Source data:

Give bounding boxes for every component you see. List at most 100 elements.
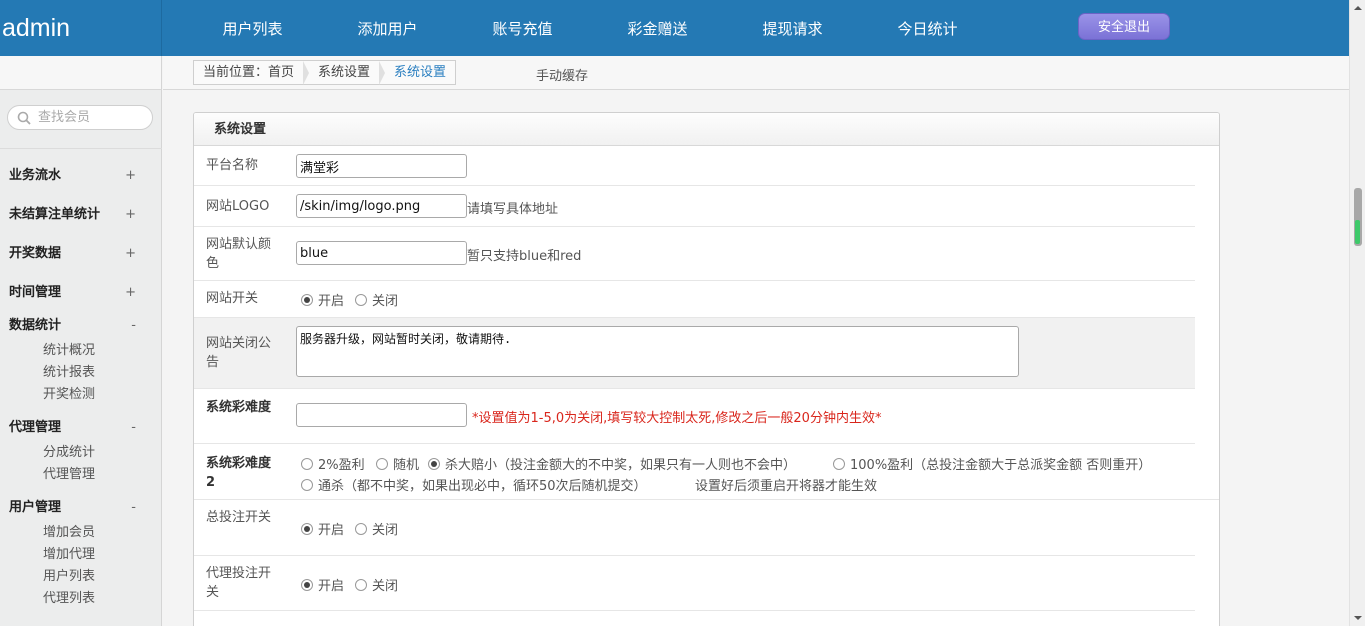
menu-group-label: 代理管理 bbox=[9, 420, 62, 435]
site-switch-off-radio[interactable]: 关闭 bbox=[355, 290, 398, 309]
radio-checked-icon bbox=[428, 457, 440, 470]
site-logo-hint: 请填写具体地址 bbox=[467, 202, 559, 217]
menu-item-user-list[interactable]: 用户列表 bbox=[43, 566, 162, 588]
field-label: 网站关闭公告 bbox=[206, 336, 272, 370]
breadcrumb-section[interactable]: 系统设置 bbox=[309, 61, 379, 84]
row-site-switch: 网站开关 开启 关闭 bbox=[194, 281, 1195, 318]
row-agent-bet-switch: 代理投注开关 开启 关闭 bbox=[194, 556, 1195, 611]
difficulty-input[interactable] bbox=[296, 403, 467, 427]
menu-item-commission-stats[interactable]: 分成统计 bbox=[43, 442, 162, 464]
difficulty-hint: *设置值为1-5,0为关闭,填写较大控制太死,修改之后一般20分钟内生效* bbox=[472, 411, 882, 426]
menu-item-add-member[interactable]: 增加会员 bbox=[43, 522, 162, 544]
row-close-notice: 网站关闭公告 服务器升级，网站暂时关闭，敬请期待. bbox=[194, 318, 1195, 389]
site-color-input[interactable] bbox=[296, 241, 467, 265]
menu-group-label: 开奖数据 bbox=[9, 246, 62, 261]
collapse-icon: - bbox=[131, 420, 136, 435]
breadcrumb-prefix: 当前位置：首页 bbox=[203, 65, 295, 80]
site-color-hint: 暂只支持blue和red bbox=[467, 249, 582, 264]
menu-group-label: 业务流水 bbox=[9, 168, 62, 183]
menu-item-stats-report[interactable]: 统计报表 bbox=[43, 362, 162, 384]
site-switch-on-radio[interactable]: 开启 bbox=[301, 290, 344, 309]
menu-group-agent-management: 代理管理 - 分成统计 代理管理 bbox=[0, 414, 162, 486]
top-bar: admin 用户列表 添加用户 账号充值 彩金赠送 提现请求 今日统计 安全退出 bbox=[0, 0, 1349, 56]
search-icon bbox=[17, 111, 31, 125]
row-bet-switch: 总投注开关 开启 关闭 bbox=[194, 500, 1195, 556]
menu-group-label: 用户管理 bbox=[9, 500, 62, 515]
menu-group-label: 时间管理 bbox=[9, 285, 62, 300]
menu-group-title[interactable]: 未结算注单统计 + bbox=[0, 195, 162, 234]
menu-item-draw-check[interactable]: 开奖检测 bbox=[43, 384, 162, 406]
difficulty2-option-profit2[interactable]: 2%盈利 bbox=[301, 454, 365, 473]
scroll-up-arrow-icon[interactable] bbox=[1350, 0, 1365, 16]
nav-add-user[interactable]: 添加用户 bbox=[320, 0, 455, 56]
logout-button[interactable]: 安全退出 bbox=[1078, 13, 1170, 40]
menu-sub-list: 增加会员 增加代理 用户列表 代理列表 bbox=[0, 522, 162, 610]
breadcrumb-home[interactable]: 首页 bbox=[268, 65, 294, 80]
field-label: 网站开关 bbox=[206, 291, 259, 306]
row-difficulty: 系统彩难度 *设置值为1-5,0为关闭,填写较大控制太死,修改之后一般20分钟内… bbox=[194, 389, 1195, 444]
collapse-icon: - bbox=[131, 318, 136, 333]
nav-today-stats[interactable]: 今日统计 bbox=[860, 0, 995, 56]
member-search[interactable] bbox=[7, 105, 153, 130]
expand-icon: + bbox=[125, 246, 136, 261]
menu-group-title[interactable]: 用户管理 - bbox=[0, 494, 162, 522]
radio-unchecked-icon bbox=[355, 293, 367, 306]
row-difficulty-2: 系统彩难度2 2%盈利 随机 杀大赔小（投注金额大的不中奖，如果只有一人则也不会… bbox=[194, 444, 1219, 500]
scroll-indicator bbox=[1355, 220, 1360, 244]
menu-sub-list: 统计概况 统计报表 开奖检测 bbox=[0, 340, 162, 406]
settings-panel: 系统设置 平台名称 网站LOGO 请填写具体地址 网站默认颜色 暂只支持blue… bbox=[193, 112, 1220, 626]
agent-bet-switch-on-radio[interactable]: 开启 bbox=[301, 575, 344, 594]
search-input[interactable] bbox=[38, 108, 148, 127]
difficulty2-option-random[interactable]: 随机 bbox=[376, 454, 419, 473]
top-nav: 用户列表 添加用户 账号充值 彩金赠送 提现请求 今日统计 bbox=[185, 0, 995, 56]
difficulty2-option-profit100[interactable]: 100%盈利（总投注金额大于总派奖金额 否则重开） bbox=[833, 454, 1151, 473]
bet-switch-on-radio[interactable]: 开启 bbox=[301, 519, 344, 538]
menu-group-title[interactable]: 业务流水 + bbox=[0, 156, 162, 195]
field-label: 网站LOGO bbox=[206, 199, 270, 214]
field-label: 系统彩难度 bbox=[206, 400, 272, 415]
page-scrollbar[interactable] bbox=[1349, 0, 1365, 626]
difficulty2-option-kill-all[interactable]: 通杀（都不中奖，如果出现必中，循环50次后随机提交） bbox=[301, 475, 647, 494]
agent-bet-switch-off-radio[interactable]: 关闭 bbox=[355, 575, 398, 594]
radio-unchecked-icon bbox=[376, 457, 388, 470]
menu-group-title[interactable]: 代理管理 - bbox=[0, 414, 162, 442]
sidebar-header bbox=[0, 56, 161, 90]
menu-group-title[interactable]: 时间管理 + bbox=[0, 273, 162, 312]
difficulty2-option-kill-big[interactable]: 杀大赔小（投注金额大的不中奖，如果只有一人则也不会中） bbox=[428, 454, 796, 473]
field-label: 网站默认颜色 bbox=[206, 237, 272, 271]
sidebar-divider bbox=[0, 148, 162, 149]
field-label: 平台名称 bbox=[206, 158, 259, 173]
menu-group-label: 数据统计 bbox=[9, 318, 62, 333]
manual-cache-link[interactable]: 手动缓存 bbox=[536, 65, 588, 84]
menu-group-data-stats: 数据统计 - 统计概况 统计报表 开奖检测 bbox=[0, 312, 162, 406]
menu-group-title[interactable]: 开奖数据 + bbox=[0, 234, 162, 273]
menu-item-agent-list[interactable]: 代理列表 bbox=[43, 588, 162, 610]
menu-group-time-management: 时间管理 + bbox=[0, 273, 162, 312]
sidebar-menu: 业务流水 + 未结算注单统计 + 开奖数据 + 时间管理 + 数据统计 - 统计… bbox=[0, 156, 162, 618]
nav-user-list[interactable]: 用户列表 bbox=[185, 0, 320, 56]
nav-bonus-gift[interactable]: 彩金赠送 bbox=[590, 0, 725, 56]
menu-item-stats-overview[interactable]: 统计概况 bbox=[43, 340, 162, 362]
menu-group-business-flow: 业务流水 + bbox=[0, 156, 162, 195]
menu-group-unsettled-stats: 未结算注单统计 + bbox=[0, 195, 162, 234]
close-notice-textarea[interactable]: 服务器升级，网站暂时关闭，敬请期待. bbox=[296, 326, 1019, 377]
platform-name-input[interactable] bbox=[296, 154, 467, 178]
menu-item-agent-management[interactable]: 代理管理 bbox=[43, 464, 162, 486]
breadcrumb-bar: 当前位置：首页 系统设置 系统设置 手动缓存 bbox=[163, 56, 1349, 90]
panel-title: 系统设置 bbox=[194, 113, 1219, 146]
row-site-logo: 网站LOGO 请填写具体地址 bbox=[194, 186, 1195, 227]
row-site-color: 网站默认颜色 暂只支持blue和red bbox=[194, 227, 1195, 281]
menu-group-title[interactable]: 数据统计 - bbox=[0, 312, 162, 340]
field-label: 系统彩难度2 bbox=[206, 456, 272, 490]
bet-switch-off-radio[interactable]: 关闭 bbox=[355, 519, 398, 538]
nav-recharge[interactable]: 账号充值 bbox=[455, 0, 590, 56]
menu-item-add-agent[interactable]: 增加代理 bbox=[43, 544, 162, 566]
site-logo-input[interactable] bbox=[296, 194, 467, 218]
expand-icon: + bbox=[125, 207, 136, 222]
nav-withdraw-requests[interactable]: 提现请求 bbox=[725, 0, 860, 56]
menu-sub-list: 分成统计 代理管理 bbox=[0, 442, 162, 486]
scroll-down-arrow-icon[interactable] bbox=[1350, 610, 1365, 626]
difficulty2-hint: 设置好后须重启开将器才能生效 bbox=[695, 479, 878, 494]
radio-unchecked-icon bbox=[355, 522, 367, 535]
menu-group-lottery-data: 开奖数据 + bbox=[0, 234, 162, 273]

**SHORT EXERCISE**
Return each row above that contains the string "暂只支持blue和red".

**REPLY**
site-color-hint: 暂只支持blue和red bbox=[467, 249, 582, 264]
row-site-color: 网站默认颜色 暂只支持blue和red bbox=[194, 227, 1195, 281]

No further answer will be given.